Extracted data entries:
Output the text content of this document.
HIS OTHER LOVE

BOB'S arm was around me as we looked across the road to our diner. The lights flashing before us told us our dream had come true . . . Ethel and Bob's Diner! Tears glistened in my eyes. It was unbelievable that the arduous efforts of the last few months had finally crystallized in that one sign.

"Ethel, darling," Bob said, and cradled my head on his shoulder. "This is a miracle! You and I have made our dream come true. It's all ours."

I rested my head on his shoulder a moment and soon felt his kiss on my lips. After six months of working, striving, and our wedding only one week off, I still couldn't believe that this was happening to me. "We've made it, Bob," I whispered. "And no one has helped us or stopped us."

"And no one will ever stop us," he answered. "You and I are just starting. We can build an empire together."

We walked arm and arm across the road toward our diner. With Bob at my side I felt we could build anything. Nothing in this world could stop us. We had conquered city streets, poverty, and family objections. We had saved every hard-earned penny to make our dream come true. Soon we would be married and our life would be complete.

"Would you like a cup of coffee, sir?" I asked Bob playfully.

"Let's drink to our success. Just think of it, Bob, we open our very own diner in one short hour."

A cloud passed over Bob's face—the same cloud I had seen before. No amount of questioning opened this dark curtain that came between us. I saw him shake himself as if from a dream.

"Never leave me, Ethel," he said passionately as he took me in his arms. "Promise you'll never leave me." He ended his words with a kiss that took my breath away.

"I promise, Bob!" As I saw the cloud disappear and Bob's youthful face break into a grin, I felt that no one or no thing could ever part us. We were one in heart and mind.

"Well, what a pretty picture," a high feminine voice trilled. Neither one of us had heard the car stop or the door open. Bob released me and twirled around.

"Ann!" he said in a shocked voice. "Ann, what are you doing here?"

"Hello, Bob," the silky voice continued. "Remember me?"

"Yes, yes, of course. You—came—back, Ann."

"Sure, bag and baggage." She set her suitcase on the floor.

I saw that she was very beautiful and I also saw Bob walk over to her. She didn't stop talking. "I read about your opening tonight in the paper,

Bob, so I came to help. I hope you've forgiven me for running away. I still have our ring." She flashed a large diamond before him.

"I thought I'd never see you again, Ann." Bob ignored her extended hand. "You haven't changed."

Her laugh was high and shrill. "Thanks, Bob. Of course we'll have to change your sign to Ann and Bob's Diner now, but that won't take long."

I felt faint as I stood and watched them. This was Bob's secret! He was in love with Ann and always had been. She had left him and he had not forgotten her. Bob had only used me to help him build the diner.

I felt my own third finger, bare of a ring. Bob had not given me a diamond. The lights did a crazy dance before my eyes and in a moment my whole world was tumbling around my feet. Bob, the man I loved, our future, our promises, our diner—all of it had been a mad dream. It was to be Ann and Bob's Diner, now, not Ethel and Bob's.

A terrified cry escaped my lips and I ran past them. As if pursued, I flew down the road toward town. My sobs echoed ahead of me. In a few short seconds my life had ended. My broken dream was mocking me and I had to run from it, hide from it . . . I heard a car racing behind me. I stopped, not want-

- [PROBLEM STATEMENT]:
Reproduce each line verbatim.

- [RESPONSE TO THE EXERCISE]:
Output the text content of this document.
HIS OTHER LOVE

BOB'S arm was around me as we looked across the road to our diner. The lights flashing before us told us our dream had come true . . . Ethel and Bob's Diner! Tears glistened in my eyes. It was unbelievable that the arduous efforts of the last few months had finally crystallized in that one sign.

"Ethel, darling," Bob said, and cradled my head on his shoulder. "This is a miracle! You and I have made our dream come true. It's all ours."

I rested my head on his shoulder a moment and soon felt his kiss on my lips. After six months of working, striving, and our wedding only one week off, I still couldn't believe that this was happening to me. "We've made it, Bob," I whispered. "And no one has helped us or stopped us."

"And no one will ever stop us," he answered. "You and I are just starting. We can build an empire together."

We walked arm and arm across the road toward our diner. With Bob at my side I felt we could build anything. Nothing in this world could stop us. We had conquered city streets, poverty, and family objections. We had saved every hard-earned penny to make our dream come true. Soon we would be married and our life would be complete.

"Would you like a cup of coffee, sir?" I asked Bob playfully.

"Let's drink to our success. Just think of it, Bob, we open our very own diner in one short hour."

A cloud passed over Bob's face—the same cloud I had seen before. No amount of questioning opened this dark curtain that came between us. I saw him shake himself as if from a dream.

"Never leave me, Ethel," he said passionately as he took me in his arms. "Promise you'll never leave me." He ended his words with a kiss that took my breath away.

"I promise, Bob!" As I saw the cloud disappear and Bob's youthful face break into a grin, I felt that no one or no thing could ever part us. We were one in heart and mind.

"Well, what a pretty picture," a high feminine voice trilled. Neither one of us had heard the car stop or the door open. Bob released me and twirled around.

"Ann!" he said in a shocked voice. "Ann, what are you doing here?"

"Hello, Bob," the silky voice continued. "Remember me?"

"Yes, yes, of course. You—came—back, Ann."

"Sure, bag and baggage." She set her suitcase on the floor.

I saw that she was very beautiful and I also saw Bob walk over to her. She didn't stop talking. "I read about your opening tonight in the paper,

Bob, so I came to help. I hope you've forgiven me for running away. I still have our ring." She flashed a large diamond before him.

"I thought I'd never see you again, Ann." Bob ignored her extended hand. "You haven't changed."

Her laugh was high and shrill. "Thanks, Bob. Of course we'll have to change your sign to Ann and Bob's Diner now, but that won't take long."

I felt faint as I stood and watched them. This was Bob's secret! He was in love with Ann and always had been. She had left him and he had not forgotten her. Bob had only used me to help him build the diner.

I felt my own third finger, bare of a ring. Bob had not given me a diamond. The lights did a crazy dance before my eyes and in a moment my whole world was tumbling around my feet. Bob, the man I loved, our future, our promises, our diner—all of it had been a mad dream. It was to be Ann and Bob's Diner, now, not Ethel and Bob's.

A terrified cry escaped my lips and I ran past them. As if pursued, I flew down the road toward town. My sobs echoed ahead of me. In a few short seconds my life had ended. My broken dream was mocking me and I had to run from it, hide from it . . . I heard a car racing behind me. I stopped, not want-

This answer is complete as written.